Stored data:
____________________
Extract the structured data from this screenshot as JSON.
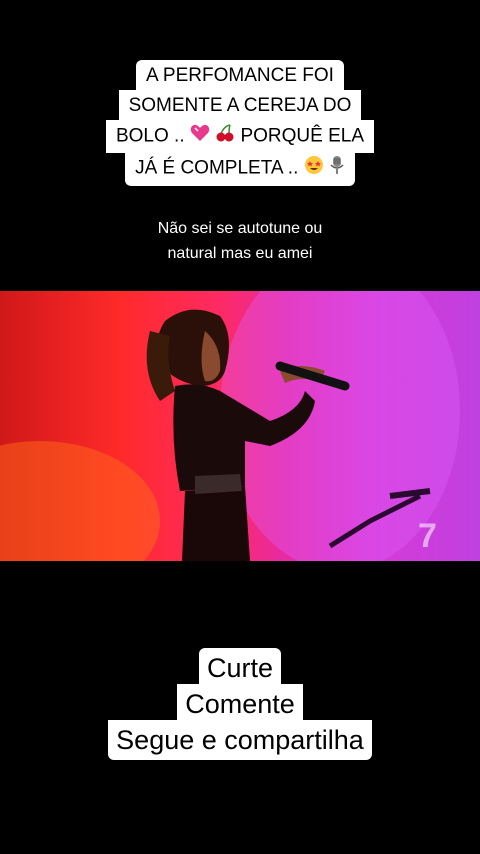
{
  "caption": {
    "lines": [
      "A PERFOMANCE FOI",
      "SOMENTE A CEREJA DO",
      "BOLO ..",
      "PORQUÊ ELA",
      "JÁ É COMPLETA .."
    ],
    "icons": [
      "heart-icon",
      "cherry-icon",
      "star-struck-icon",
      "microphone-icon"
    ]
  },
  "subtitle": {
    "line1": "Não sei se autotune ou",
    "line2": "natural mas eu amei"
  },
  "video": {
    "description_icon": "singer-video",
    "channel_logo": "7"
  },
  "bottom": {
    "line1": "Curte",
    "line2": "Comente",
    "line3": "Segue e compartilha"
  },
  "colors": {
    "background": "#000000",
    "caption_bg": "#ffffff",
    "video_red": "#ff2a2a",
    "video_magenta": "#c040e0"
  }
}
____________________
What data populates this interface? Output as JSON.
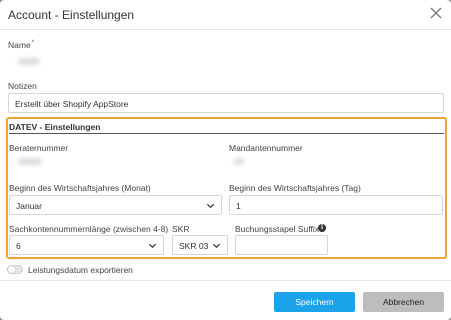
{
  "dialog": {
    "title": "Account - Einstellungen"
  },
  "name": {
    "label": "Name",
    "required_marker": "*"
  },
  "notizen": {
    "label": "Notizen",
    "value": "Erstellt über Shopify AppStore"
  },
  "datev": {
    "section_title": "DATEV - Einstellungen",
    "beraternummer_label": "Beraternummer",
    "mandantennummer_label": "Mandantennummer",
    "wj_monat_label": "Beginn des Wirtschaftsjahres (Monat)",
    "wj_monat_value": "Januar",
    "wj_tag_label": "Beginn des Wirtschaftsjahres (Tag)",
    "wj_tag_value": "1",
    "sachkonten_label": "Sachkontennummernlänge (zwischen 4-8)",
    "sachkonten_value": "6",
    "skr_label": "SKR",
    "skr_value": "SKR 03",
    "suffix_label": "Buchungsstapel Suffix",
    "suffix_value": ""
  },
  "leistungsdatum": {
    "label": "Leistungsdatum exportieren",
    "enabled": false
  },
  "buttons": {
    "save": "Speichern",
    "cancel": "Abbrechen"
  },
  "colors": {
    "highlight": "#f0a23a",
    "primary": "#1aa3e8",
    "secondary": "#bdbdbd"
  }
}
____________________
Task description: Copy and report every line where the word "JSON" is present.

Answer to the problem:
Extract the structured data from this screenshot as JSON.
What data populates this interface? Output as JSON.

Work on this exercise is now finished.